## Task description
Every entry must be echoed exactly.
►
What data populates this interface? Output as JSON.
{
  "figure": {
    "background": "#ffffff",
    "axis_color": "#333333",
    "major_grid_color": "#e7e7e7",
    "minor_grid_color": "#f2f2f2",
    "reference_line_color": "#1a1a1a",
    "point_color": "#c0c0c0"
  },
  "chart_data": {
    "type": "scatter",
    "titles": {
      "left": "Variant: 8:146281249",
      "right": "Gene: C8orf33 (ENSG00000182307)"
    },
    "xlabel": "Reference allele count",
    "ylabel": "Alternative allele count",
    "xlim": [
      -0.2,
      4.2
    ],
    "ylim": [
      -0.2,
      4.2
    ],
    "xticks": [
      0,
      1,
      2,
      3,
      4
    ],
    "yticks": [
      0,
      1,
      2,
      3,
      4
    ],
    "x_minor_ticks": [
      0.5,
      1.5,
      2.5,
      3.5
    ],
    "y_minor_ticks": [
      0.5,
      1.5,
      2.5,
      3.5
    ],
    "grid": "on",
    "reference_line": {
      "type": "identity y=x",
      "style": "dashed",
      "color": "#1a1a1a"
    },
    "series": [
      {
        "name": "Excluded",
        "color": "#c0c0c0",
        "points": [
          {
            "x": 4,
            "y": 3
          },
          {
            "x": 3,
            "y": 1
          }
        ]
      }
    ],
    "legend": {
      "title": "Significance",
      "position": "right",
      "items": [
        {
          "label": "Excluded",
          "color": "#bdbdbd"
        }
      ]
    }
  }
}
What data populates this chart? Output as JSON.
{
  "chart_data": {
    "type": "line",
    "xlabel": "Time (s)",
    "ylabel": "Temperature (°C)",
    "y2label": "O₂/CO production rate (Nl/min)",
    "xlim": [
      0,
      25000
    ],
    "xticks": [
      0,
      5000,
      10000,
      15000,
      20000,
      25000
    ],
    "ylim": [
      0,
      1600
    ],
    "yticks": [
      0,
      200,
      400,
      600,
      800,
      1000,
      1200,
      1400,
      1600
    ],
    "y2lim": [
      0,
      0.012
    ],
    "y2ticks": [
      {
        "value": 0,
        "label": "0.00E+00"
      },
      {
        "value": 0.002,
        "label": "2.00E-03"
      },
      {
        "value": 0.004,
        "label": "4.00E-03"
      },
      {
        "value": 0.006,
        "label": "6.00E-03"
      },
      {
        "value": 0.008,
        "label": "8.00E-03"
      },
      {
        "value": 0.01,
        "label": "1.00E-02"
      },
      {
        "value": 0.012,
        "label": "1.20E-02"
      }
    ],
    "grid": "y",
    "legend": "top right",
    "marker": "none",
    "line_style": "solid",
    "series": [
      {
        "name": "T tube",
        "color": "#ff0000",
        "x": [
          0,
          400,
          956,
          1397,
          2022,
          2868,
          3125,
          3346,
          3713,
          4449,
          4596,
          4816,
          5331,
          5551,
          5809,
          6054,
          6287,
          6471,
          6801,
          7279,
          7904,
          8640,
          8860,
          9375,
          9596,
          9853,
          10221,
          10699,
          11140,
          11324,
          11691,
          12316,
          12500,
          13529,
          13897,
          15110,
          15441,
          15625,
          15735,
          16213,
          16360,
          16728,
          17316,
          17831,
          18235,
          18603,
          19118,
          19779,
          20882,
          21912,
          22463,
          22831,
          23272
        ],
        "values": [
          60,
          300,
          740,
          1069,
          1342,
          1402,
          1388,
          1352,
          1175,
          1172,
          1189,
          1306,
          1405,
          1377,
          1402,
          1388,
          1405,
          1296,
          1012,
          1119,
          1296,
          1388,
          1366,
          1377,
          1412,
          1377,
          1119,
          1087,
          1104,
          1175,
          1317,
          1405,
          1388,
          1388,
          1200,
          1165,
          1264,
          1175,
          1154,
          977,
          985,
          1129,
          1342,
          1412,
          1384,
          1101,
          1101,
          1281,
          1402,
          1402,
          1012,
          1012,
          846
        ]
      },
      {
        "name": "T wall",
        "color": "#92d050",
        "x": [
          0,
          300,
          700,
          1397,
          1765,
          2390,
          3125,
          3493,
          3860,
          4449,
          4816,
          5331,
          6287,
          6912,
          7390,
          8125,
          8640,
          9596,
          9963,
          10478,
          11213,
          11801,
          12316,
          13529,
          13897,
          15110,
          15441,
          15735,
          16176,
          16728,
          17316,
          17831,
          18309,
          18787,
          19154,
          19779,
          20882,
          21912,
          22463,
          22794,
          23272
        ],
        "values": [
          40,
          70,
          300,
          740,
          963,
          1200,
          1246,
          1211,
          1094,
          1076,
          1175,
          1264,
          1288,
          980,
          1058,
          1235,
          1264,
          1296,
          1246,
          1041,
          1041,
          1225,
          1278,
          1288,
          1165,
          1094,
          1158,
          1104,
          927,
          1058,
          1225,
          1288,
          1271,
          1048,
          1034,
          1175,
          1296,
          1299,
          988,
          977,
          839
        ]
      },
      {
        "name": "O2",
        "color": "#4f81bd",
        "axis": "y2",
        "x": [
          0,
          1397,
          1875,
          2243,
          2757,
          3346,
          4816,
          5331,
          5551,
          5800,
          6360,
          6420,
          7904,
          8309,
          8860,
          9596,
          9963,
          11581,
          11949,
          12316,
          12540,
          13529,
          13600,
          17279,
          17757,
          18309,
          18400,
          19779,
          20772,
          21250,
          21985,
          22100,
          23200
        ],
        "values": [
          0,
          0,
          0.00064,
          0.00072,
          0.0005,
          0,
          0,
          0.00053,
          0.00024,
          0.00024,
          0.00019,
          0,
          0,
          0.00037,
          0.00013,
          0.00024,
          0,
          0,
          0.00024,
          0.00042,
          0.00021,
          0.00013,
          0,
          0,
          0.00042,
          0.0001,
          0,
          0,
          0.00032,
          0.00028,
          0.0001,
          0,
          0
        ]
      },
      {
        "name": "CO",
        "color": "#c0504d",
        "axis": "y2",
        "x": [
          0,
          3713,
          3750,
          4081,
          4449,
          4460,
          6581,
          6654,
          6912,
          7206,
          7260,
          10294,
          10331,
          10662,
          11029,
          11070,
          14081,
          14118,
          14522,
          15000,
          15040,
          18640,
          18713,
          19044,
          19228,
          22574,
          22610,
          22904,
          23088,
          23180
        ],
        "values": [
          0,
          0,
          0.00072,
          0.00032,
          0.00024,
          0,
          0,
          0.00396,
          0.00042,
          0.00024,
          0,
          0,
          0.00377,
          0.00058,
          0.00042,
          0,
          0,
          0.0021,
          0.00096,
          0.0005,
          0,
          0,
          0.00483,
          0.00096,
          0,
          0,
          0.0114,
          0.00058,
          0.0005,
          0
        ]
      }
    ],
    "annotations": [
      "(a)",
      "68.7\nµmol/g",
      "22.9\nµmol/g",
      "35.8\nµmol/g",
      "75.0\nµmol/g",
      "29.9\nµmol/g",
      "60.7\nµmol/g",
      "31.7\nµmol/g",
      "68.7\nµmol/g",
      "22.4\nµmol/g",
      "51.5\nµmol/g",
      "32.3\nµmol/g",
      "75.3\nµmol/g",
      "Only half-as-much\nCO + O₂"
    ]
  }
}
◄
## Expected answer
What data populates this interface? Output as JSON.
{
  "figure": {
    "background": "#ffffff",
    "axis_color": "#333333",
    "major_grid_color": "#e7e7e7",
    "minor_grid_color": "#f2f2f2",
    "reference_line_color": "#1a1a1a",
    "point_color": "#c0c0c0"
  },
  "chart_data": {
    "type": "scatter",
    "titles": {
      "left": "Variant: 8:146281249",
      "right": "Gene: C8orf33 (ENSG00000182307)"
    },
    "xlabel": "Reference allele count",
    "ylabel": "Alternative allele count",
    "xlim": [
      -0.2,
      4.2
    ],
    "ylim": [
      -0.2,
      4.2
    ],
    "xticks": [
      0,
      1,
      2,
      3,
      4
    ],
    "yticks": [
      0,
      1,
      2,
      3,
      4
    ],
    "x_minor_ticks": [
      0.5,
      1.5,
      2.5,
      3.5
    ],
    "y_minor_ticks": [
      0.5,
      1.5,
      2.5,
      3.5
    ],
    "grid": "on",
    "reference_line": {
      "type": "identity y=x",
      "style": "dashed",
      "color": "#1a1a1a"
    },
    "series": [
      {
        "name": "Excluded",
        "color": "#c0c0c0",
        "points": [
          {
            "x": 4,
            "y": 3
          },
          {
            "x": 3,
            "y": 1
          }
        ]
      }
    ],
    "legend": {
      "title": "Significance",
      "position": "right",
      "items": [
        {
          "label": "Excluded",
          "color": "#bdbdbd"
        }
      ]
    }
  }
}
What data populates this chart? Output as JSON.
{
  "chart_data": {
    "type": "line",
    "xlabel": "Time (s)",
    "ylabel": "Temperature (°C)",
    "y2label": "O₂/CO production rate (Nl/min)",
    "xlim": [
      0,
      25000
    ],
    "xticks": [
      0,
      5000,
      10000,
      15000,
      20000,
      25000
    ],
    "ylim": [
      0,
      1600
    ],
    "yticks": [
      0,
      200,
      400,
      600,
      800,
      1000,
      1200,
      1400,
      1600
    ],
    "y2lim": [
      0,
      0.012
    ],
    "y2ticks": [
      {
        "value": 0,
        "label": "0.00E+00"
      },
      {
        "value": 0.002,
        "label": "2.00E-03"
      },
      {
        "value": 0.004,
        "label": "4.00E-03"
      },
      {
        "value": 0.006,
        "label": "6.00E-03"
      },
      {
        "value": 0.008,
        "label": "8.00E-03"
      },
      {
        "value": 0.01,
        "label": "1.00E-02"
      },
      {
        "value": 0.012,
        "label": "1.20E-02"
      }
    ],
    "grid": "y",
    "legend": "top right",
    "marker": "none",
    "line_style": "solid",
    "series": [
      {
        "name": "T tube",
        "color": "#ff0000",
        "x": [
          0,
          400,
          956,
          1397,
          2022,
          2868,
          3125,
          3346,
          3713,
          4449,
          4596,
          4816,
          5331,
          5551,
          5809,
          6054,
          6287,
          6471,
          6801,
          7279,
          7904,
          8640,
          8860,
          9375,
          9596,
          9853,
          10221,
          10699,
          11140,
          11324,
          11691,
          12316,
          12500,
          13529,
          13897,
          15110,
          15441,
          15625,
          15735,
          16213,
          16360,
          16728,
          17316,
          17831,
          18235,
          18603,
          19118,
          19779,
          20882,
          21912,
          22463,
          22831,
          23272
        ],
        "values": [
          60,
          300,
          740,
          1069,
          1342,
          1402,
          1388,
          1352,
          1175,
          1172,
          1189,
          1306,
          1405,
          1377,
          1402,
          1388,
          1405,
          1296,
          1012,
          1119,
          1296,
          1388,
          1366,
          1377,
          1412,
          1377,
          1119,
          1087,
          1104,
          1175,
          1317,
          1405,
          1388,
          1388,
          1200,
          1165,
          1264,
          1175,
          1154,
          977,
          985,
          1129,
          1342,
          1412,
          1384,
          1101,
          1101,
          1281,
          1402,
          1402,
          1012,
          1012,
          846
        ]
      },
      {
        "name": "T wall",
        "color": "#92d050",
        "x": [
          0,
          300,
          700,
          1397,
          1765,
          2390,
          3125,
          3493,
          3860,
          4449,
          4816,
          5331,
          6287,
          6912,
          7390,
          8125,
          8640,
          9596,
          9963,
          10478,
          11213,
          11801,
          12316,
          13529,
          13897,
          15110,
          15441,
          15735,
          16176,
          16728,
          17316,
          17831,
          18309,
          18787,
          19154,
          19779,
          20882,
          21912,
          22463,
          22794,
          23272
        ],
        "values": [
          40,
          70,
          300,
          740,
          963,
          1200,
          1246,
          1211,
          1094,
          1076,
          1175,
          1264,
          1288,
          980,
          1058,
          1235,
          1264,
          1296,
          1246,
          1041,
          1041,
          1225,
          1278,
          1288,
          1165,
          1094,
          1158,
          1104,
          927,
          1058,
          1225,
          1288,
          1271,
          1048,
          1034,
          1175,
          1296,
          1299,
          988,
          977,
          839
        ]
      },
      {
        "name": "O2",
        "color": "#4f81bd",
        "axis": "y2",
        "x": [
          0,
          1397,
          1875,
          2243,
          2757,
          3346,
          4816,
          5331,
          5551,
          5800,
          6360,
          6420,
          7904,
          8309,
          8860,
          9596,
          9963,
          11581,
          11949,
          12316,
          12540,
          13529,
          13600,
          17279,
          17757,
          18309,
          18400,
          19779,
          20772,
          21250,
          21985,
          22100,
          23200
        ],
        "values": [
          0,
          0,
          0.00064,
          0.00072,
          0.0005,
          0,
          0,
          0.00053,
          0.00024,
          0.00024,
          0.00019,
          0,
          0,
          0.00037,
          0.00013,
          0.00024,
          0,
          0,
          0.00024,
          0.00042,
          0.00021,
          0.00013,
          0,
          0,
          0.00042,
          0.0001,
          0,
          0,
          0.00032,
          0.00028,
          0.0001,
          0,
          0
        ]
      },
      {
        "name": "CO",
        "color": "#c0504d",
        "axis": "y2",
        "x": [
          0,
          3713,
          3750,
          4081,
          4449,
          4460,
          6581,
          6654,
          6912,
          7206,
          7260,
          10294,
          10331,
          10662,
          11029,
          11070,
          14081,
          14118,
          14522,
          15000,
          15040,
          18640,
          18713,
          19044,
          19228,
          22574,
          22610,
          22904,
          23088,
          23180
        ],
        "values": [
          0,
          0,
          0.00072,
          0.00032,
          0.00024,
          0,
          0,
          0.00396,
          0.00042,
          0.00024,
          0,
          0,
          0.00377,
          0.00058,
          0.00042,
          0,
          0,
          0.0021,
          0.00096,
          0.0005,
          0,
          0,
          0.00483,
          0.00096,
          0,
          0,
          0.0114,
          0.00058,
          0.0005,
          0
        ]
      }
    ],
    "annotations": [
      "(a)",
      "68.7\nµmol/g",
      "22.9\nµmol/g",
      "35.8\nµmol/g",
      "75.0\nµmol/g",
      "29.9\nµmol/g",
      "60.7\nµmol/g",
      "31.7\nµmol/g",
      "68.7\nµmol/g",
      "22.4\nµmol/g",
      "51.5\nµmol/g",
      "32.3\nµmol/g",
      "75.3\nµmol/g",
      "Only half-as-much\nCO + O₂"
    ]
  }
}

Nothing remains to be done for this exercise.